--- START Supplied text ---

This girl is confusing me.

Hey guys,

anybody from TFP 3.0 might remember that I had a big long thread about a girl that seemed to like me a lot, but claimed that she wasn't attracted to me.

Well the resolution of that was, I decided she was full of shit, and told her that we were dating or there was no relationship at all.

Then I had to fix her car, and when I was over there we decided we missed each other enough that we should try to be friends. I told her I wouldn't try and make her be my girlfriend, as long as she didn't use me as an emotional security blanket, and make me do all the boyfriend stuff while she fucked around with other people.

So we went out that night, with the agreement in mind, also acknowledging that drinking around each other causes problems. Well we did drink. I tried to keep things under control, she didn't seem to care. We had a very intimate night, talked for a long time at the bar. I comforted her and she told me that she missed me, and really liked me, and that we had something that was really fun. I told her I wanted to keep things there, that that feeling was good enough. Then we talked about this other guy that lives at home, I told her I wasn't jealous of him, but that I didn't want to be with someone who would rather be with someone else, and use that against me. She told me that she liked me as much as she liked that guy. I was about to leave, I didn't believe her, but I stayed because she made a convincing argument. We ended up getting a bottle of wine, and riding bikes to the park. We ended up holding hands and later cuddling on a blanket looking at the stars. That was an extreme violation of the rules, but I couldn't help myself, I'm really into her, and it was her idea, so she was breaking her own rule.

I wrote her a few days later and she's told me that she had fun, but felt really hurt because I dropped her, and didn't want to go through that again. She said that she didn't want to see me on a daily or even weekly basis, she told me the idea that I have feelings for her more than friendship made her uncomfortable.

--- END Supplied text ---
--- START Input ---

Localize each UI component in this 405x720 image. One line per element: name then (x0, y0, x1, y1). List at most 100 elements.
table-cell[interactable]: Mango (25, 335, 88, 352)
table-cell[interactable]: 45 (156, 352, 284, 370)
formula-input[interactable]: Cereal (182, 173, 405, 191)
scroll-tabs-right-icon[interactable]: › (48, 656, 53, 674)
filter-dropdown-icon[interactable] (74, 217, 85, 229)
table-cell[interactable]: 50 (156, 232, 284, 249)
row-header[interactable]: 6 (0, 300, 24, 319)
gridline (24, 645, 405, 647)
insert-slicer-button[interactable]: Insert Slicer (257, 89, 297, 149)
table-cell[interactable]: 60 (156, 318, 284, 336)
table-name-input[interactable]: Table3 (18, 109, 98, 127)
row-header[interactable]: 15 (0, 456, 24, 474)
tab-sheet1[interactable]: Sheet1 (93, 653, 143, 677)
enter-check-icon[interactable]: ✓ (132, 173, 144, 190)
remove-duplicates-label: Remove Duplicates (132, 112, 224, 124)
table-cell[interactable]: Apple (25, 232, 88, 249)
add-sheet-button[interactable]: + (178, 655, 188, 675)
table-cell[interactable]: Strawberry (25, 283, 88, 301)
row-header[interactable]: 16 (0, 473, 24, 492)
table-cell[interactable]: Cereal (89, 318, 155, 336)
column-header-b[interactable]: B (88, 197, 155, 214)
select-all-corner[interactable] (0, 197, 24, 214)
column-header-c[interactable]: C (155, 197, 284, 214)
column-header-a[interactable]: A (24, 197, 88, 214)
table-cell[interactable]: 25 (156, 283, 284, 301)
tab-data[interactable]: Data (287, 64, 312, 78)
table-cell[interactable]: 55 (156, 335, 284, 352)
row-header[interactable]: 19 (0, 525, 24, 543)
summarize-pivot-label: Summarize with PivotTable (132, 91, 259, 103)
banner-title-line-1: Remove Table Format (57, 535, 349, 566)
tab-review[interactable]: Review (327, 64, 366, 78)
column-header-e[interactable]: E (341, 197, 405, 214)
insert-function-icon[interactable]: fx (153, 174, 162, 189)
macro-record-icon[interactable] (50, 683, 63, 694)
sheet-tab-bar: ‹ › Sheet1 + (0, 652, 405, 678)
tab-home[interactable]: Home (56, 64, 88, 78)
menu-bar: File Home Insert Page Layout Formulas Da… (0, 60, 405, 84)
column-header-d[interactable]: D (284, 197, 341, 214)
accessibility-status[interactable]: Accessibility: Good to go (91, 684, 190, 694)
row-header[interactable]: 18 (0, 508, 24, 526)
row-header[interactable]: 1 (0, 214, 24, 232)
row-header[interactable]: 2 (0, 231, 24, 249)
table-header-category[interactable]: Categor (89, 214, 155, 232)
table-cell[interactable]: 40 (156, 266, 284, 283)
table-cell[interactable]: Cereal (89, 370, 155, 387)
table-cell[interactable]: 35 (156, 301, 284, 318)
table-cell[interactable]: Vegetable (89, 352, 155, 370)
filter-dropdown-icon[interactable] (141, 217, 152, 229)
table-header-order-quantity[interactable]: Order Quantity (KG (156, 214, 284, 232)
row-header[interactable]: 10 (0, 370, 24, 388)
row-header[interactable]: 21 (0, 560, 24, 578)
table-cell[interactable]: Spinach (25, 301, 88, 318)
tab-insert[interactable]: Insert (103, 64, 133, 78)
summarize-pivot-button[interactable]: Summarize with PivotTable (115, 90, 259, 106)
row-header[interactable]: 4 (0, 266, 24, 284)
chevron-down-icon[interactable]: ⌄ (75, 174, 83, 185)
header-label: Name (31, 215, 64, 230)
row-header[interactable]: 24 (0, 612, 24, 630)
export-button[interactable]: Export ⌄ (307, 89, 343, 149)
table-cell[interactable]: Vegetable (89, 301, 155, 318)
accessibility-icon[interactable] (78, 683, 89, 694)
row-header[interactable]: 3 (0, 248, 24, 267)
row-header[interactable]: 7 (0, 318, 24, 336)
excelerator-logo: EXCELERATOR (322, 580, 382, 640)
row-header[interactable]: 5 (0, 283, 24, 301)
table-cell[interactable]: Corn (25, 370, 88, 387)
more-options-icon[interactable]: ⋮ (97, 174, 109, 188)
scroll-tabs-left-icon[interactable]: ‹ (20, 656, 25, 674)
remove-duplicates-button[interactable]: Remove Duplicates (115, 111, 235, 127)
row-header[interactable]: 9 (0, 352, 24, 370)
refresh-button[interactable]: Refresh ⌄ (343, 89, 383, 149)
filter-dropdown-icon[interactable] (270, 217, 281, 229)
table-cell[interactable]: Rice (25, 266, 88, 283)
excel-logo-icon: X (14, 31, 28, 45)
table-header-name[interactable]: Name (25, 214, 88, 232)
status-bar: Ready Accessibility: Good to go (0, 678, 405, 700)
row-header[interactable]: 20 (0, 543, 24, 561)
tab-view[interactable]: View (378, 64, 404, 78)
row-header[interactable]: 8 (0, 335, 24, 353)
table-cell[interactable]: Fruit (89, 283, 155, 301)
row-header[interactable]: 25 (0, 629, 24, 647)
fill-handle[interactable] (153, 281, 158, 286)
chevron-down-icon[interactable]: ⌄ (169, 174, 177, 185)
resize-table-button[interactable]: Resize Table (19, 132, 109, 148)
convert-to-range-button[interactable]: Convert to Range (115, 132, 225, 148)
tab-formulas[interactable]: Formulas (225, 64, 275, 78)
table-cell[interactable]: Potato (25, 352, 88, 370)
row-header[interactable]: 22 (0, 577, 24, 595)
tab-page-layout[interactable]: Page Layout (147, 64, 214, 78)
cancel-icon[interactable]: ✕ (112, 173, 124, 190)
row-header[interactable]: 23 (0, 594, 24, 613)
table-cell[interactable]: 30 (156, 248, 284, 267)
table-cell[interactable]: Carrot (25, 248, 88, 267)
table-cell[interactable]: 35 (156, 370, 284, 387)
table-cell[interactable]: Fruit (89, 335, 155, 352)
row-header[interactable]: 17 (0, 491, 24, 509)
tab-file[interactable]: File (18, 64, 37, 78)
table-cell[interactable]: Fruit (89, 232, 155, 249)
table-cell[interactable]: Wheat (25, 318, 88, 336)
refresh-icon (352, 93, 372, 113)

--- END Input ---

* **Request 1**
For each statement about the post, answer yes or no and quote the words of the post that decide it: (a) The writer fixed her car. (b) The two of them did not drink that night. (c) She said she wanted to see the writer on a weekly basis.
* **Request 2**
Reproduce the listing from its first line through the line containing "macro-record-icon[interactable] (50, 683, 63, 694)", substituting "grid-cell" for every occurrence of "table-cell" and leaving everything else unchanged.
The text and the listing are unrelated to each other.

* **Task solution 1**
(a) Yes: "Then I had to fix her car"
(b) No: "Well we did drink."
(c) No: "she didn't want to see me on a daily or even weekly basis"

* **Task solution 2**
Localize each UI component in this 405x720 image. One line per element: name then (x0, y0, x1, y1). List at most 100 elements.
grid-cell[interactable]: Mango (25, 335, 88, 352)
grid-cell[interactable]: 45 (156, 352, 284, 370)
formula-input[interactable]: Cereal (182, 173, 405, 191)
scroll-tabs-right-icon[interactable]: › (48, 656, 53, 674)
filter-dropdown-icon[interactable] (74, 217, 85, 229)
grid-cell[interactable]: 50 (156, 232, 284, 249)
row-header[interactable]: 6 (0, 300, 24, 319)
gridline (24, 645, 405, 647)
insert-slicer-button[interactable]: Insert Slicer (257, 89, 297, 149)
grid-cell[interactable]: 60 (156, 318, 284, 336)
table-name-input[interactable]: Table3 (18, 109, 98, 127)
row-header[interactable]: 15 (0, 456, 24, 474)
tab-sheet1[interactable]: Sheet1 (93, 653, 143, 677)
enter-check-icon[interactable]: ✓ (132, 173, 144, 190)
remove-duplicates-label: Remove Duplicates (132, 112, 224, 124)
grid-cell[interactable]: Apple (25, 232, 88, 249)
add-sheet-button[interactable]: + (178, 655, 188, 675)
grid-cell[interactable]: Strawberry (25, 283, 88, 301)
row-header[interactable]: 16 (0, 473, 24, 492)
grid-cell[interactable]: Cereal (89, 318, 155, 336)
column-header-b[interactable]: B (88, 197, 155, 214)
select-all-corner[interactable] (0, 197, 24, 214)
column-header-c[interactable]: C (155, 197, 284, 214)
column-header-a[interactable]: A (24, 197, 88, 214)
grid-cell[interactable]: 25 (156, 283, 284, 301)
tab-data[interactable]: Data (287, 64, 312, 78)
grid-cell[interactable]: 55 (156, 335, 284, 352)
row-header[interactable]: 19 (0, 525, 24, 543)
summarize-pivot-label: Summarize with PivotTable (132, 91, 259, 103)
banner-title-line-1: Remove Table Format (57, 535, 349, 566)
tab-review[interactable]: Review (327, 64, 366, 78)
column-header-e[interactable]: E (341, 197, 405, 214)
insert-function-icon[interactable]: fx (153, 174, 162, 189)
macro-record-icon[interactable] (50, 683, 63, 694)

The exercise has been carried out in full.